WHAT THE TASK REQUIRES |
Return every entry exactly as written.

INPUT ROWS |
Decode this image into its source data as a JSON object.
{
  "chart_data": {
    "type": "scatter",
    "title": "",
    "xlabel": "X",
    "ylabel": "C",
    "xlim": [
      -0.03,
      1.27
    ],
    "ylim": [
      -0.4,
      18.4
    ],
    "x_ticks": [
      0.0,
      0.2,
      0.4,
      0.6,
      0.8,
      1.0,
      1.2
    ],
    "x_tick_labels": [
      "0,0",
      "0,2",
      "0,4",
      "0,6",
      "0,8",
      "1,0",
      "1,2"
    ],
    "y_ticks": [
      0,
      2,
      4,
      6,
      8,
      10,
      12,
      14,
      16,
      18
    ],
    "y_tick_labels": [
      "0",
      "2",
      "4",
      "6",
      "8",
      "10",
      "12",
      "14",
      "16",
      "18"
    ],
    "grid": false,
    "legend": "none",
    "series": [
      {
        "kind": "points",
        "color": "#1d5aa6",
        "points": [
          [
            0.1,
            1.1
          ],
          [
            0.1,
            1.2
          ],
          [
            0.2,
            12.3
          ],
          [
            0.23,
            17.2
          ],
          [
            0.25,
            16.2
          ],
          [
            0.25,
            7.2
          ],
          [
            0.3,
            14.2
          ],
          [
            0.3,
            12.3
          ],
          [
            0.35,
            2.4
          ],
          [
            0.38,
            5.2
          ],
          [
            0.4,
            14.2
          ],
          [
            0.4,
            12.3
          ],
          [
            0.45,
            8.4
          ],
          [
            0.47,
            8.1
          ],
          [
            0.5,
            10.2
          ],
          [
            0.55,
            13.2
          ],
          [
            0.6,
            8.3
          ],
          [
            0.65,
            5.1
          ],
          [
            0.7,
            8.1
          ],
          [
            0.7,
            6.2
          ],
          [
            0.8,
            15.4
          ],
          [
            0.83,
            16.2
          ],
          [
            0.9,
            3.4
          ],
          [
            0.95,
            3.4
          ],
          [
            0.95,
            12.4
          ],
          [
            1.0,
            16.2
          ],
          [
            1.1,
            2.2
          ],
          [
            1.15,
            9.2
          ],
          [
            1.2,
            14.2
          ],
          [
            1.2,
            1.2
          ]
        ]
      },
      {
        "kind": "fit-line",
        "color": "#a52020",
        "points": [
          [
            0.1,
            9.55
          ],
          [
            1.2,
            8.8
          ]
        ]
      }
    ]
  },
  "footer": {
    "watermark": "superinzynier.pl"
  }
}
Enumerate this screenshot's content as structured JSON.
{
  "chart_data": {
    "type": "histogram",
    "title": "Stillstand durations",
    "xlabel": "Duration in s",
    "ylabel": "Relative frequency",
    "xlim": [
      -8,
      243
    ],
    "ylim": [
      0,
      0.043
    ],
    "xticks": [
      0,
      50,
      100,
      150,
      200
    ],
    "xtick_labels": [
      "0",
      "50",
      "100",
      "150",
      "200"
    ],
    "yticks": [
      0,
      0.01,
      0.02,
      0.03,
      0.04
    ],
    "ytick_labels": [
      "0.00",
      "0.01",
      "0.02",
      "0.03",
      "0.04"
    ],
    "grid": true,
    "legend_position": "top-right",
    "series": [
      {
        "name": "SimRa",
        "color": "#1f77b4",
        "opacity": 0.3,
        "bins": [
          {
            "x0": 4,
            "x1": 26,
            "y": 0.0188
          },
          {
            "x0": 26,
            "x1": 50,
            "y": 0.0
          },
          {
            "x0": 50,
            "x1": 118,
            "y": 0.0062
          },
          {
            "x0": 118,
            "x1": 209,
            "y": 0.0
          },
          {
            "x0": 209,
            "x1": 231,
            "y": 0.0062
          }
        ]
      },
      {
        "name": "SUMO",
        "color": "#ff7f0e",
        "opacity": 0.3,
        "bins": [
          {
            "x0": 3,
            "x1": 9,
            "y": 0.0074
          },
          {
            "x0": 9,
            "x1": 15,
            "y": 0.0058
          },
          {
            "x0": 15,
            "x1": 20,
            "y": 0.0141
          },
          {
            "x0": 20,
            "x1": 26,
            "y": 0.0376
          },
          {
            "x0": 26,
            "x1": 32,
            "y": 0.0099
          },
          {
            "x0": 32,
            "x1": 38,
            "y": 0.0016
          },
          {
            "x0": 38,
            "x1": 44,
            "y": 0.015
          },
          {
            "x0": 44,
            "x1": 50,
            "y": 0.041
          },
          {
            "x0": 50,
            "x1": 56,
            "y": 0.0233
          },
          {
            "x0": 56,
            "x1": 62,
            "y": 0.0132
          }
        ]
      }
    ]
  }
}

FULL SOLUTION |
Decode this image into its source data as a JSON object.
{
  "chart_data": {
    "type": "scatter",
    "title": "",
    "xlabel": "X",
    "ylabel": "C",
    "xlim": [
      -0.03,
      1.27
    ],
    "ylim": [
      -0.4,
      18.4
    ],
    "x_ticks": [
      0.0,
      0.2,
      0.4,
      0.6,
      0.8,
      1.0,
      1.2
    ],
    "x_tick_labels": [
      "0,0",
      "0,2",
      "0,4",
      "0,6",
      "0,8",
      "1,0",
      "1,2"
    ],
    "y_ticks": [
      0,
      2,
      4,
      6,
      8,
      10,
      12,
      14,
      16,
      18
    ],
    "y_tick_labels": [
      "0",
      "2",
      "4",
      "6",
      "8",
      "10",
      "12",
      "14",
      "16",
      "18"
    ],
    "grid": false,
    "legend": "none",
    "series": [
      {
        "kind": "points",
        "color": "#1d5aa6",
        "points": [
          [
            0.1,
            1.1
          ],
          [
            0.1,
            1.2
          ],
          [
            0.2,
            12.3
          ],
          [
            0.23,
            17.2
          ],
          [
            0.25,
            16.2
          ],
          [
            0.25,
            7.2
          ],
          [
            0.3,
            14.2
          ],
          [
            0.3,
            12.3
          ],
          [
            0.35,
            2.4
          ],
          [
            0.38,
            5.2
          ],
          [
            0.4,
            14.2
          ],
          [
            0.4,
            12.3
          ],
          [
            0.45,
            8.4
          ],
          [
            0.47,
            8.1
          ],
          [
            0.5,
            10.2
          ],
          [
            0.55,
            13.2
          ],
          [
            0.6,
            8.3
          ],
          [
            0.65,
            5.1
          ],
          [
            0.7,
            8.1
          ],
          [
            0.7,
            6.2
          ],
          [
            0.8,
            15.4
          ],
          [
            0.83,
            16.2
          ],
          [
            0.9,
            3.4
          ],
          [
            0.95,
            3.4
          ],
          [
            0.95,
            12.4
          ],
          [
            1.0,
            16.2
          ],
          [
            1.1,
            2.2
          ],
          [
            1.15,
            9.2
          ],
          [
            1.2,
            14.2
          ],
          [
            1.2,
            1.2
          ]
        ]
      },
      {
        "kind": "fit-line",
        "color": "#a52020",
        "points": [
          [
            0.1,
            9.55
          ],
          [
            1.2,
            8.8
          ]
        ]
      }
    ]
  },
  "footer": {
    "watermark": "superinzynier.pl"
  }
}
Enumerate this screenshot's content as structured JSON.
{
  "chart_data": {
    "type": "histogram",
    "title": "Stillstand durations",
    "xlabel": "Duration in s",
    "ylabel": "Relative frequency",
    "xlim": [
      -8,
      243
    ],
    "ylim": [
      0,
      0.043
    ],
    "xticks": [
      0,
      50,
      100,
      150,
      200
    ],
    "xtick_labels": [
      "0",
      "50",
      "100",
      "150",
      "200"
    ],
    "yticks": [
      0,
      0.01,
      0.02,
      0.03,
      0.04
    ],
    "ytick_labels": [
      "0.00",
      "0.01",
      "0.02",
      "0.03",
      "0.04"
    ],
    "grid": true,
    "legend_position": "top-right",
    "series": [
      {
        "name": "SimRa",
        "color": "#1f77b4",
        "opacity": 0.3,
        "bins": [
          {
            "x0": 4,
            "x1": 26,
            "y": 0.0188
          },
          {
            "x0": 26,
            "x1": 50,
            "y": 0.0
          },
          {
            "x0": 50,
            "x1": 118,
            "y": 0.0062
          },
          {
            "x0": 118,
            "x1": 209,
            "y": 0.0
          },
          {
            "x0": 209,
            "x1": 231,
            "y": 0.0062
          }
        ]
      },
      {
        "name": "SUMO",
        "color": "#ff7f0e",
        "opacity": 0.3,
        "bins": [
          {
            "x0": 3,
            "x1": 9,
            "y": 0.0074
          },
          {
            "x0": 9,
            "x1": 15,
            "y": 0.0058
          },
          {
            "x0": 15,
            "x1": 20,
            "y": 0.0141
          },
          {
            "x0": 20,
            "x1": 26,
            "y": 0.0376
          },
          {
            "x0": 26,
            "x1": 32,
            "y": 0.0099
          },
          {
            "x0": 32,
            "x1": 38,
            "y": 0.0016
          },
          {
            "x0": 38,
            "x1": 44,
            "y": 0.015
          },
          {
            "x0": 44,
            "x1": 50,
            "y": 0.041
          },
          {
            "x0": 50,
            "x1": 56,
            "y": 0.0233
          },
          {
            "x0": 56,
            "x1": 62,
            "y": 0.0132
          }
        ]
      }
    ]
  }
}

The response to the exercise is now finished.